PROBLEM TO SOLVE:
Transcribe the records that follow exactly. Skip the pictures.

[Items from a data source]
##############################
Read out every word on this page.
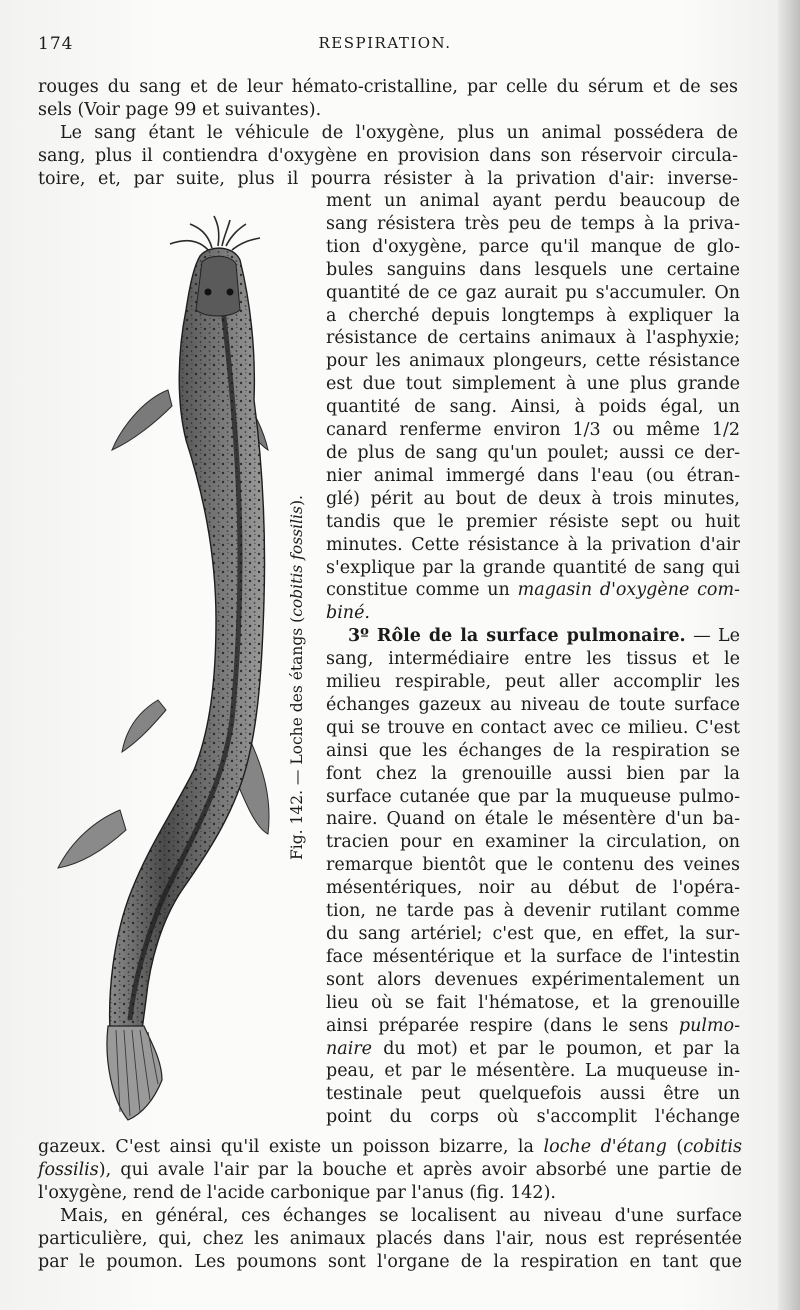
174	RESPIRATION.
rouges du sang et de leur hémato-cristalline, par celle du sérum et de ses
sels (Voir page 99 et suivantes).
Le sang étant le véhicule de l'oxygène, plus un animal possédera de
sang, plus il contiendra d'oxygène en provision dans son réservoir circula-
toire, et, par suite, plus il pourra résister à la privation d'air: inverse-
Fig. 142. — Loche des étangs (cobitis fossilis).
ment un animal ayant perdu beaucoup de
sang résistera très peu de temps à la priva-
tion d'oxygène, parce qu'il manque de glo-
bules sanguins dans lesquels une certaine
quantité de ce gaz aurait pu s'accumuler. On
a cherché depuis longtemps à expliquer la
résistance de certains animaux à l'asphyxie;
pour les animaux plongeurs, cette résistance
est due tout simplement à une plus grande
quantité de sang. Ainsi, à poids égal, un
canard renferme environ 1/3 ou même 1/2
de plus de sang qu'un poulet; aussi ce der-
nier animal immergé dans l'eau (ou étran-
glé) périt au bout de deux à trois minutes,
tandis que le premier résiste sept ou huit
minutes. Cette résistance à la privation d'air
s'explique par la grande quantité de sang qui
constitue comme un magasin d'oxygène com-
biné.
3º Rôle de la surface pulmonaire. — Le
sang, intermédiaire entre les tissus et le
milieu respirable, peut aller accomplir les
échanges gazeux au niveau de toute surface
qui se trouve en contact avec ce milieu. C'est
ainsi que les échanges de la respiration se
font chez la grenouille aussi bien par la
surface cutanée que par la muqueuse pulmo-
naire. Quand on étale le mésentère d'un ba-
tracien pour en examiner la circulation, on
remarque bientôt que le contenu des veines
mésentériques, noir au début de l'opéra-
tion, ne tarde pas à devenir rutilant comme
du sang artériel; c'est que, en effet, la sur-
face mésentérique et la surface de l'intestin
sont alors devenues expérimentalement un
lieu où se fait l'hématose, et la grenouille
ainsi préparée respire (dans le sens pulmo-
naire du mot) et par le poumon, et par la
peau, et par le mésentère. La muqueuse in-
testinale peut quelquefois aussi être un
point du corps où s'accomplit l'échange
gazeux. C'est ainsi qu'il existe un poisson bizarre, la loche d'étang (cobitis
fossilis), qui avale l'air par la bouche et après avoir absorbé une partie de
l'oxygène, rend de l'acide carbonique par l'anus (fig. 142).
Mais, en général, ces échanges se localisent au niveau d'une surface
particulière, qui, chez les animaux placés dans l'air, nous est représentée
par le poumon. Les poumons sont l'organe de la respiration en tant que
##############################
EXERCISE ANSWER:
Read out every word on this page.
174	RESPIRATION.
rouges du sang et de leur hémato-cristalline, par celle du sérum et de ses
sels (Voir page 99 et suivantes).
Le sang étant le véhicule de l'oxygène, plus un animal possédera de
sang, plus il contiendra d'oxygène en provision dans son réservoir circula-
toire, et, par suite, plus il pourra résister à la privation d'air: inverse-
Fig. 142. — Loche des étangs (cobitis fossilis).
ment un animal ayant perdu beaucoup de
sang résistera très peu de temps à la priva-
tion d'oxygène, parce qu'il manque de glo-
bules sanguins dans lesquels une certaine
quantité de ce gaz aurait pu s'accumuler. On
a cherché depuis longtemps à expliquer la
résistance de certains animaux à l'asphyxie;
pour les animaux plongeurs, cette résistance
est due tout simplement à une plus grande
quantité de sang. Ainsi, à poids égal, un
canard renferme environ 1/3 ou même 1/2
de plus de sang qu'un poulet; aussi ce der-
nier animal immergé dans l'eau (ou étran-
glé) périt au bout de deux à trois minutes,
tandis que le premier résiste sept ou huit
minutes. Cette résistance à la privation d'air
s'explique par la grande quantité de sang qui
constitue comme un magasin d'oxygène com-
biné.
3º Rôle de la surface pulmonaire. — Le
sang, intermédiaire entre les tissus et le
milieu respirable, peut aller accomplir les
échanges gazeux au niveau de toute surface
qui se trouve en contact avec ce milieu. C'est
ainsi que les échanges de la respiration se
font chez la grenouille aussi bien par la
surface cutanée que par la muqueuse pulmo-
naire. Quand on étale le mésentère d'un ba-
tracien pour en examiner la circulation, on
remarque bientôt que le contenu des veines
mésentériques, noir au début de l'opéra-
tion, ne tarde pas à devenir rutilant comme
du sang artériel; c'est que, en effet, la sur-
face mésentérique et la surface de l'intestin
sont alors devenues expérimentalement un
lieu où se fait l'hématose, et la grenouille
ainsi préparée respire (dans le sens pulmo-
naire du mot) et par le poumon, et par la
peau, et par le mésentère. La muqueuse in-
testinale peut quelquefois aussi être un
point du corps où s'accomplit l'échange
gazeux. C'est ainsi qu'il existe un poisson bizarre, la loche d'étang (cobitis
fossilis), qui avale l'air par la bouche et après avoir absorbé une partie de
l'oxygène, rend de l'acide carbonique par l'anus (fig. 142).
Mais, en général, ces échanges se localisent au niveau d'une surface
particulière, qui, chez les animaux placés dans l'air, nous est représentée
par le poumon. Les poumons sont l'organe de la respiration en tant que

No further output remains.